Element placement data:
------------------------------------------------------------
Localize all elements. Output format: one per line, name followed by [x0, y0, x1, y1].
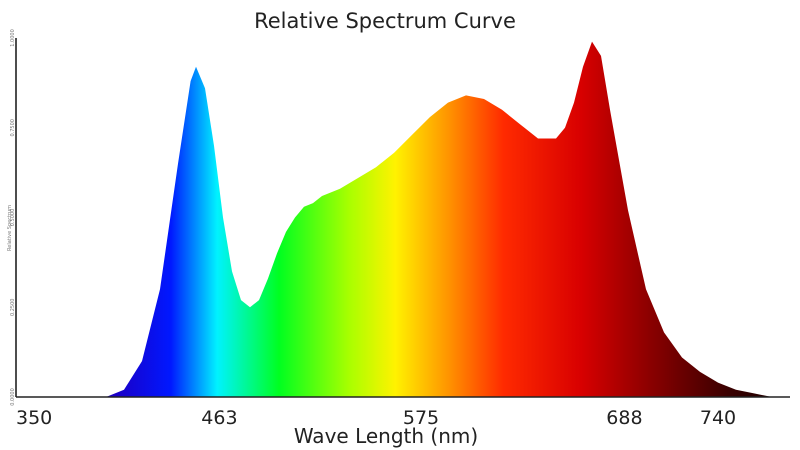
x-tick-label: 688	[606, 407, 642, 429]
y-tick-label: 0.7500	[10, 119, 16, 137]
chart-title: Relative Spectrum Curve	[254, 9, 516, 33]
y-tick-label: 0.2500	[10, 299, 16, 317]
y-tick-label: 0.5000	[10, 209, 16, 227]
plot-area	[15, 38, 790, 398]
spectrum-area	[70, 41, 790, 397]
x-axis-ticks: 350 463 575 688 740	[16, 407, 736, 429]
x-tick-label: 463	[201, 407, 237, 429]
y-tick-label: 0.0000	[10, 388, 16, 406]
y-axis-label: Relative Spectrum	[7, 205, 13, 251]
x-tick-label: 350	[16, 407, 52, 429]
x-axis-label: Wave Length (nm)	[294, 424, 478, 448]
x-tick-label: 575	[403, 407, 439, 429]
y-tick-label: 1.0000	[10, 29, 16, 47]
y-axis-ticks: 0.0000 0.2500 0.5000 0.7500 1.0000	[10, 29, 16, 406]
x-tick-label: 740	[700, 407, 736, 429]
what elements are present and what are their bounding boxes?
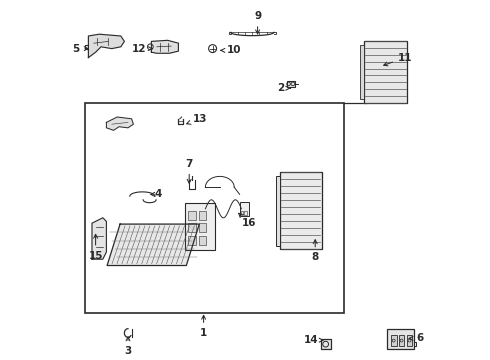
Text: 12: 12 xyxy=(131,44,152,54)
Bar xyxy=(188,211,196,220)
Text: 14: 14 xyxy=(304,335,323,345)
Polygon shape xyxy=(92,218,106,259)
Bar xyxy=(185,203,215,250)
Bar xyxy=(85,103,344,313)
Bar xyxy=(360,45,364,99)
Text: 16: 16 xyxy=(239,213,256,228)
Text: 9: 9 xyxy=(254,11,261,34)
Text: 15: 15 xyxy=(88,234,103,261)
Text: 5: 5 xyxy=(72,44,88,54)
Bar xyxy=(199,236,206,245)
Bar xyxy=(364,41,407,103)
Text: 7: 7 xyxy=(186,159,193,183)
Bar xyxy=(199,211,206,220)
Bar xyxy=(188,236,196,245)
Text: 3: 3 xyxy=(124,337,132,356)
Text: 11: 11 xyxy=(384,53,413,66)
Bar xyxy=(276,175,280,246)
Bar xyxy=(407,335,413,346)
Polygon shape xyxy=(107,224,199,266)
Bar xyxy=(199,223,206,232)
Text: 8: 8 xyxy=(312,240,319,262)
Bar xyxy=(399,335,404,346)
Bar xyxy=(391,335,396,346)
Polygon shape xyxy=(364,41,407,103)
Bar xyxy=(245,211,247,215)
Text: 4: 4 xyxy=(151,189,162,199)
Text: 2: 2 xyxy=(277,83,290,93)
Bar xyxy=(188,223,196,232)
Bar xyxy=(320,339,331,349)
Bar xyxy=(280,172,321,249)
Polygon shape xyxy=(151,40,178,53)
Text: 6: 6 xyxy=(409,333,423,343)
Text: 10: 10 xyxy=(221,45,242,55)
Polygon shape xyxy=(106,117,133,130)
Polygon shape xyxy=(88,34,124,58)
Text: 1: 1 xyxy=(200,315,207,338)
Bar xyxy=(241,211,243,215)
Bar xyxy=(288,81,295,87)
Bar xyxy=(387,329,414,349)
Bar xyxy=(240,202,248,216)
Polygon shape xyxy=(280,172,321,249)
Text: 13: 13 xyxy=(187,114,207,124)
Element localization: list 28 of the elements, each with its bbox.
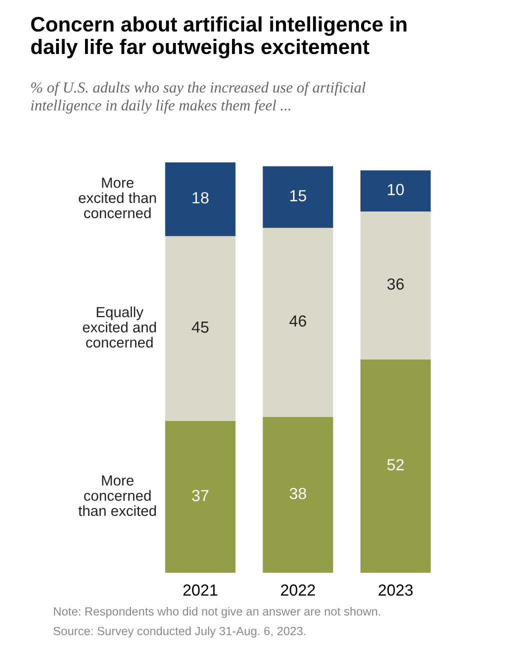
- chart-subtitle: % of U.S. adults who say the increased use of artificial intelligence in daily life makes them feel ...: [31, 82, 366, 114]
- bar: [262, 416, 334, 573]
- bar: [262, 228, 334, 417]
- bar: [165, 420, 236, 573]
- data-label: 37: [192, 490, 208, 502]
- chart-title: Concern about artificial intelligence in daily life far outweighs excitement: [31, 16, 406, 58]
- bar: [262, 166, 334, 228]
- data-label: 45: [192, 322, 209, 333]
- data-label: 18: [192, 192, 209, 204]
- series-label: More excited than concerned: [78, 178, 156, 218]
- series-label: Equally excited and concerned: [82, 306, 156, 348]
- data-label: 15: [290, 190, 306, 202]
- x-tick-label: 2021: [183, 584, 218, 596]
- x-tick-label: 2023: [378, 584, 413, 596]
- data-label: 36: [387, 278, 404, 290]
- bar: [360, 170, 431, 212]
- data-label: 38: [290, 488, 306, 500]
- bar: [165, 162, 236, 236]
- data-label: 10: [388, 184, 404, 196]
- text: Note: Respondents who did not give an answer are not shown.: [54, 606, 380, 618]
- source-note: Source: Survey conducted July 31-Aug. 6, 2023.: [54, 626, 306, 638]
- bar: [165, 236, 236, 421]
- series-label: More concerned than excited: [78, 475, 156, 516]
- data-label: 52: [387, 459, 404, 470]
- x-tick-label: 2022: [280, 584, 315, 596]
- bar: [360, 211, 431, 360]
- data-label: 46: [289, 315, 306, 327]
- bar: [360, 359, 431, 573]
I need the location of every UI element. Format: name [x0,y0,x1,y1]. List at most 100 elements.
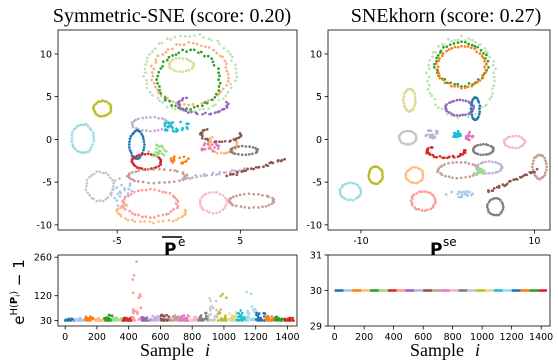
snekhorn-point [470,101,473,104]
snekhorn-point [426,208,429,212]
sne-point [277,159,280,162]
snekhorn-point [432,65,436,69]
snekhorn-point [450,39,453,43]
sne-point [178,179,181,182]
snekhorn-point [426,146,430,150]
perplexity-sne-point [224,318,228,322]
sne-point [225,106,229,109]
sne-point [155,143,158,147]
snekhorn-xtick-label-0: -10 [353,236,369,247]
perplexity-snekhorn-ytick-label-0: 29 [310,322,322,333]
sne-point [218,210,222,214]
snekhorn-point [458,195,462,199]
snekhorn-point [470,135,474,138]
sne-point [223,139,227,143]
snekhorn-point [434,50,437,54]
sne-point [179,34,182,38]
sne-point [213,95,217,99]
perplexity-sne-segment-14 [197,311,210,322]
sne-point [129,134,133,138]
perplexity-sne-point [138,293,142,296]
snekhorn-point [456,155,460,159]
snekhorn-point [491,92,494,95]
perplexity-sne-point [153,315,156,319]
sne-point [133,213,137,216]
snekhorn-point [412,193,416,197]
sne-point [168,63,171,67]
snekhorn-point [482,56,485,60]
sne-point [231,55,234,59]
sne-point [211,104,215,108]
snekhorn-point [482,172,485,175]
------------------------------------------------------------
- [Objective]:
Please copy every line of the records above without any change, leaving out the picture lines.

- [Result below]:
Localize all elements. Output format: one per line, name followed by [x0, y0, x1, y1].
x-tick-label: 688	[606, 407, 642, 429]
y-tick-label: 0.7500	[10, 119, 16, 137]
chart-title: Relative Spectrum Curve	[254, 9, 516, 33]
y-tick-label: 0.2500	[10, 299, 16, 317]
y-tick-label: 0.5000	[10, 209, 16, 227]
plot-area	[15, 38, 790, 398]
spectrum-area	[70, 41, 790, 397]
x-axis-ticks: 350 463 575 688 740	[16, 407, 736, 429]
x-tick-label: 463	[201, 407, 237, 429]
y-tick-label: 0.0000	[10, 388, 16, 406]
y-axis-label: Relative Spectrum	[7, 205, 13, 251]
x-tick-label: 350	[16, 407, 52, 429]
x-axis-label: Wave Length (nm)	[294, 424, 478, 448]
x-tick-label: 575	[403, 407, 439, 429]
y-tick-label: 1.0000	[10, 29, 16, 47]
y-axis-ticks: 0.0000 0.2500 0.5000 0.7500 1.0000	[10, 29, 16, 406]
x-tick-label: 740	[700, 407, 736, 429]
what elements are present and what are their bounding boxes?
Text: 12: 12 xyxy=(131,44,152,54)
Bar xyxy=(188,211,196,220)
Text: 14: 14 xyxy=(304,335,323,345)
Polygon shape xyxy=(92,218,106,259)
Bar xyxy=(185,203,215,250)
Bar xyxy=(85,103,344,313)
Bar xyxy=(360,45,364,99)
Text: 16: 16 xyxy=(239,213,256,228)
Text: 9: 9 xyxy=(254,11,261,34)
Text: 15: 15 xyxy=(88,234,103,261)
Text: 5: 5 xyxy=(72,44,88,54)
Bar xyxy=(199,236,206,245)
Bar xyxy=(364,41,407,103)
Text: 7: 7 xyxy=(186,159,193,183)
Bar xyxy=(199,211,206,220)
Bar xyxy=(188,236,196,245)
Text: 3: 3 xyxy=(124,337,132,356)
Text: 11: 11 xyxy=(384,53,413,66)
Bar xyxy=(276,175,280,246)
Bar xyxy=(407,335,413,346)
Polygon shape xyxy=(107,224,199,266)
Bar xyxy=(199,223,206,232)
Text: 8: 8 xyxy=(312,240,319,262)
Bar xyxy=(399,335,404,346)
Bar xyxy=(391,335,396,346)
Polygon shape xyxy=(364,41,407,103)
Bar xyxy=(245,211,247,215)
Text: 4: 4 xyxy=(151,189,162,199)
Text: 2: 2 xyxy=(277,83,290,93)
Bar xyxy=(188,223,196,232)
Bar xyxy=(320,339,331,349)
Bar xyxy=(280,172,321,249)
Polygon shape xyxy=(151,40,178,53)
Text: 6: 6 xyxy=(409,333,423,343)
Text: 10: 10 xyxy=(221,45,242,55)
Polygon shape xyxy=(106,117,133,130)
Polygon shape xyxy=(88,34,124,58)
Text: 1: 1 xyxy=(200,315,207,338)
Bar xyxy=(241,211,243,215)
Bar xyxy=(288,81,295,87)
Bar xyxy=(387,329,414,349)
Bar xyxy=(240,202,248,216)
Polygon shape xyxy=(280,172,321,249)
Text: 13: 13 xyxy=(187,114,207,124)
Element localization: list 28 of the elements, each with its bbox.
- chart-subtitle: % of U.S. adults who say the increased use of artificial intelligence in daily life makes them feel ...: [31, 82, 366, 114]
- bar: [262, 416, 334, 573]
- bar: [262, 228, 334, 417]
- bar: [165, 420, 236, 573]
- data-label: 37: [192, 490, 208, 502]
- chart-title: Concern about artificial intelligence in daily life far outweighs excitement: [31, 16, 406, 58]
- bar: [262, 166, 334, 228]
- data-label: 45: [192, 322, 209, 333]
- data-label: 18: [192, 192, 209, 204]
- series-label: More excited than concerned: [78, 178, 156, 218]
- series-label: Equally excited and concerned: [82, 306, 156, 348]
- data-label: 15: [290, 190, 306, 202]
- x-tick-label: 2021: [183, 584, 218, 596]
- x-tick-label: 2023: [378, 584, 413, 596]
- data-label: 36: [387, 278, 404, 290]
- bar: [360, 170, 431, 212]
- data-label: 38: [290, 488, 306, 500]
- bar: [165, 162, 236, 236]
- data-label: 10: [388, 184, 404, 196]
- text: Note: Respondents who did not give an answer are not shown.: [54, 606, 380, 618]
- source-note: Source: Survey conducted July 31-Aug. 6, 2023.: [54, 626, 306, 638]
- bar: [165, 236, 236, 421]
- series-label: More concerned than excited: [78, 475, 156, 516]
- data-label: 52: [387, 459, 404, 470]
- x-tick-label: 2022: [280, 584, 315, 596]
- bar: [360, 211, 431, 360]
- data-label: 46: [289, 315, 306, 327]
- bar: [360, 359, 431, 573]
I need the location of every UI element. Format: name [x0,y0,x1,y1]. List at most 100 elements.
snekhorn-point [470,101,473,104]
snekhorn-point [426,208,429,212]
sne-point [277,159,280,162]
snekhorn-point [432,65,436,69]
snekhorn-point [450,39,453,43]
sne-point [178,179,181,182]
snekhorn-point [426,146,430,150]
perplexity-sne-point [224,318,228,322]
sne-point [225,106,229,109]
sne-point [155,143,158,147]
snekhorn-xtick-label-0: -10 [353,236,369,247]
perplexity-snekhorn-ytick-label-0: 29 [310,322,322,333]
sne-point [218,210,222,214]
snekhorn-point [458,195,462,199]
snekhorn-point [470,135,474,138]
sne-point [223,139,227,143]
snekhorn-point [434,50,437,54]
sne-point [179,34,182,38]
sne-point [213,95,217,99]
perplexity-sne-segment-14 [197,311,210,322]
sne-point [129,134,133,138]
perplexity-sne-point [138,293,142,296]
snekhorn-point [456,155,460,159]
snekhorn-point [491,92,494,95]
perplexity-sne-point [153,315,156,319]
sne-point [133,213,137,216]
snekhorn-point [412,193,416,197]
sne-point [168,63,171,67]
snekhorn-point [482,56,485,60]
sne-point [231,55,234,59]
sne-point [211,104,215,108]
snekhorn-point [482,172,485,175]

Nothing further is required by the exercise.